REQUIREMENT: Your task is to repeat the entries word for word while leaving out the pictures.

## Start

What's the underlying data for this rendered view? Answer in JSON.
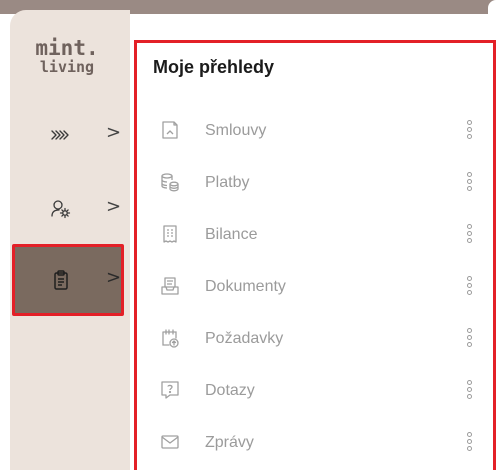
{
  "logo": {
    "line1": "mint.",
    "line2": "living"
  },
  "sidebar": {
    "items": [
      {
        "icon": "chevrons-right-icon",
        "chevron": ">"
      },
      {
        "icon": "user-settings-icon",
        "chevron": ">"
      },
      {
        "icon": "clipboard-icon",
        "chevron": ">",
        "active": true
      }
    ]
  },
  "panel": {
    "title": "Moje přehledy",
    "items": [
      {
        "icon": "contract-icon",
        "label": "Smlouvy"
      },
      {
        "icon": "coins-icon",
        "label": "Platby"
      },
      {
        "icon": "receipt-icon",
        "label": "Bilance"
      },
      {
        "icon": "inbox-document-icon",
        "label": "Dokumenty"
      },
      {
        "icon": "calendar-upload-icon",
        "label": "Požadavky"
      },
      {
        "icon": "question-box-icon",
        "label": "Dotazy"
      },
      {
        "icon": "envelope-icon",
        "label": "Zprávy"
      }
    ]
  },
  "colors": {
    "highlight": "#e32028",
    "active_bg": "#7a6a5f",
    "sidebar_bg": "#ece3dc",
    "logo": "#6f625d",
    "muted_text": "#9b9b9b"
  }
}
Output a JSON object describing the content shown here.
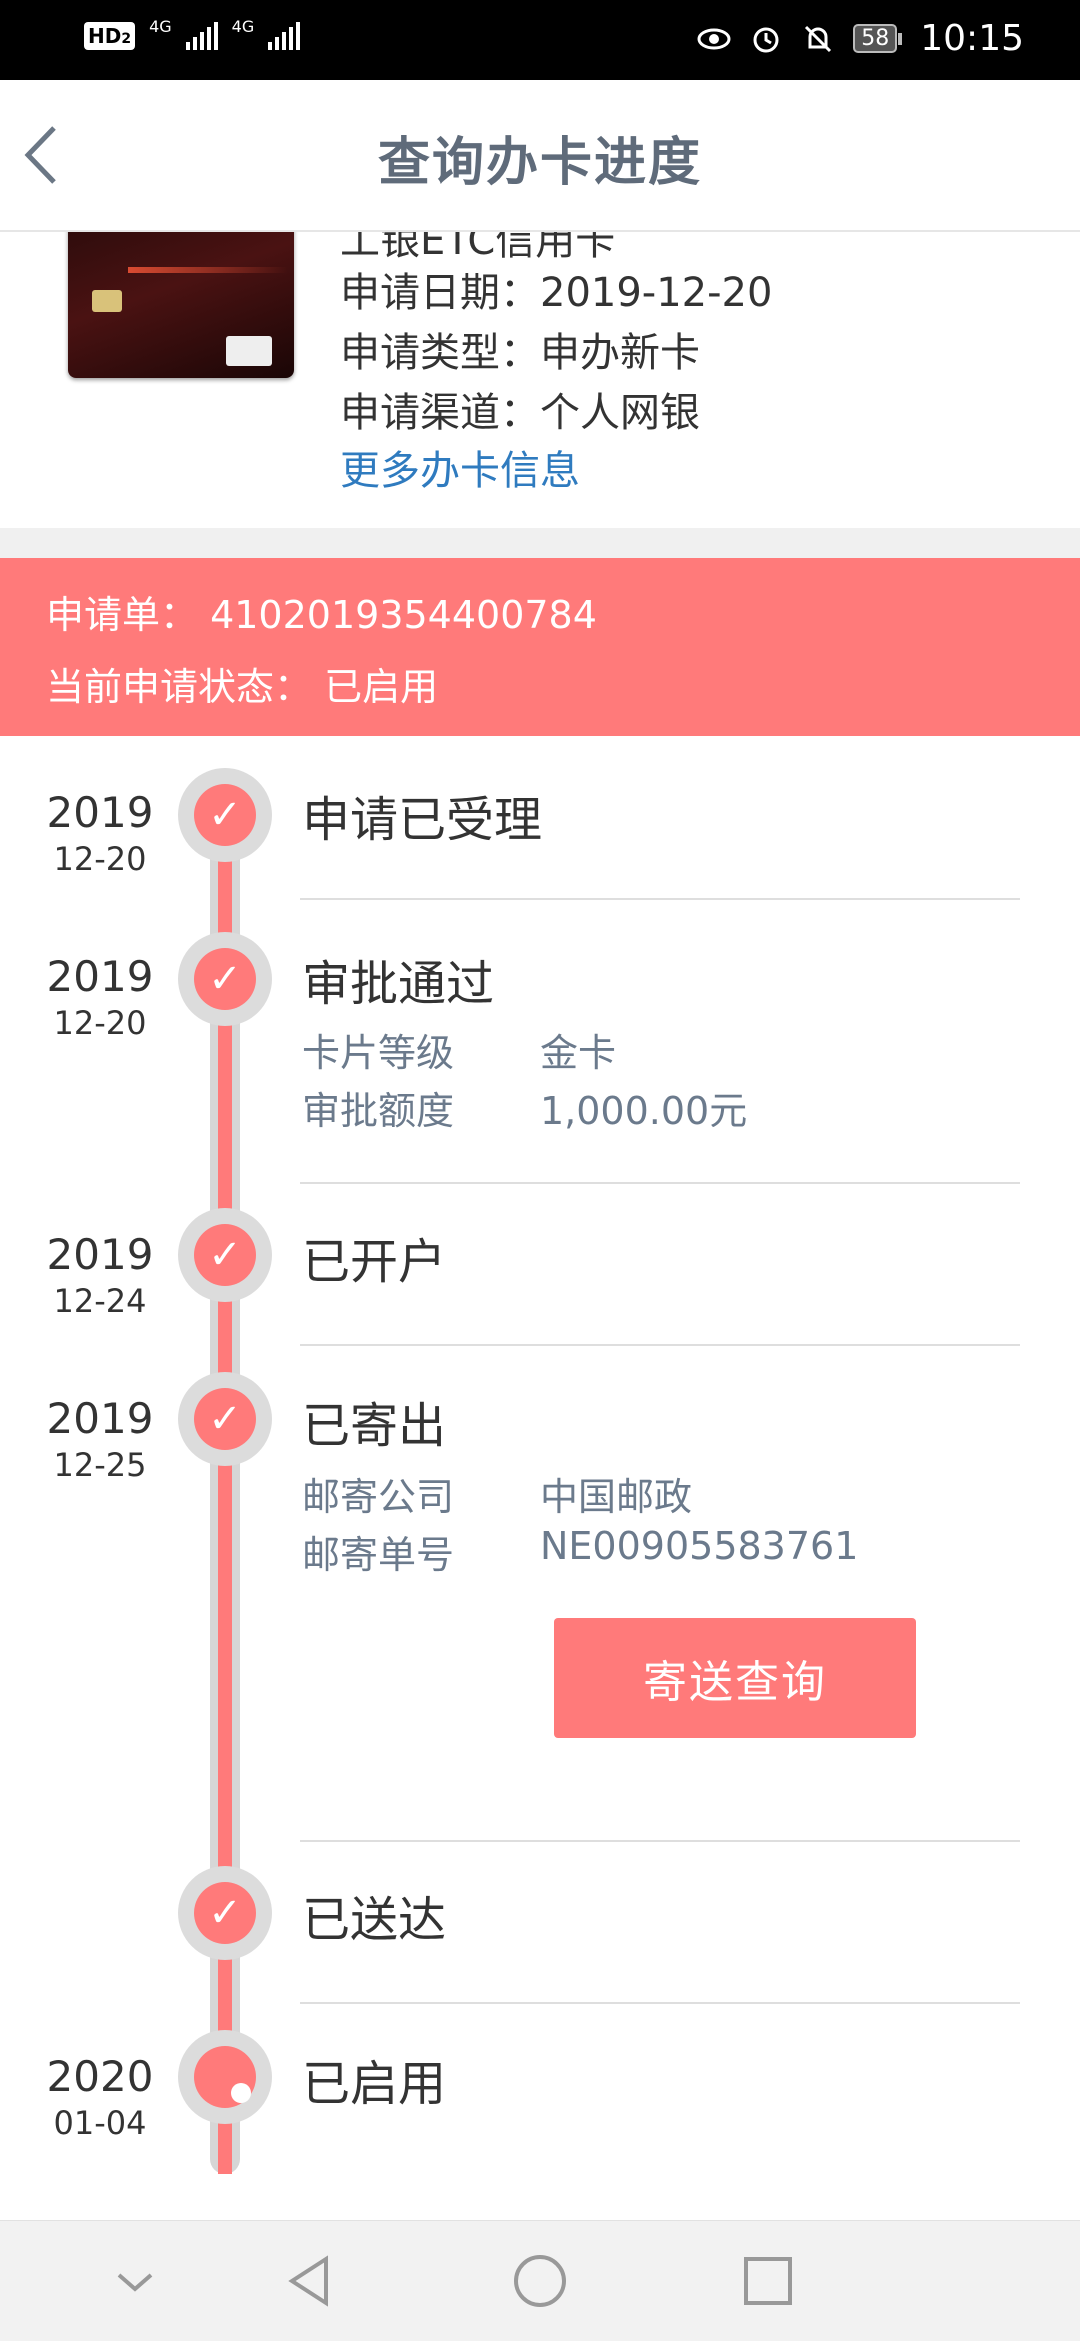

## End

EXERCISE SOLUTION:
What's the underlying data for this rendered view? Answer in JSON.
{
  "logo": {
    "line1": "mint.",
    "line2": "living"
  },
  "sidebar": {
    "items": [
      {
        "icon": "chevrons-right-icon",
        "chevron": ">"
      },
      {
        "icon": "user-settings-icon",
        "chevron": ">"
      },
      {
        "icon": "clipboard-icon",
        "chevron": ">",
        "active": true
      }
    ]
  },
  "panel": {
    "title": "Moje přehledy",
    "items": [
      {
        "icon": "contract-icon",
        "label": "Smlouvy"
      },
      {
        "icon": "coins-icon",
        "label": "Platby"
      },
      {
        "icon": "receipt-icon",
        "label": "Bilance"
      },
      {
        "icon": "inbox-document-icon",
        "label": "Dokumenty"
      },
      {
        "icon": "calendar-upload-icon",
        "label": "Požadavky"
      },
      {
        "icon": "question-box-icon",
        "label": "Dotazy"
      },
      {
        "icon": "envelope-icon",
        "label": "Zprávy"
      }
    ]
  },
  "colors": {
    "highlight": "#e32028",
    "active_bg": "#7a6a5f",
    "sidebar_bg": "#ece3dc",
    "logo": "#6f625d",
    "muted_text": "#9b9b9b"
  }
}
Output a JSON object describing the content shown here.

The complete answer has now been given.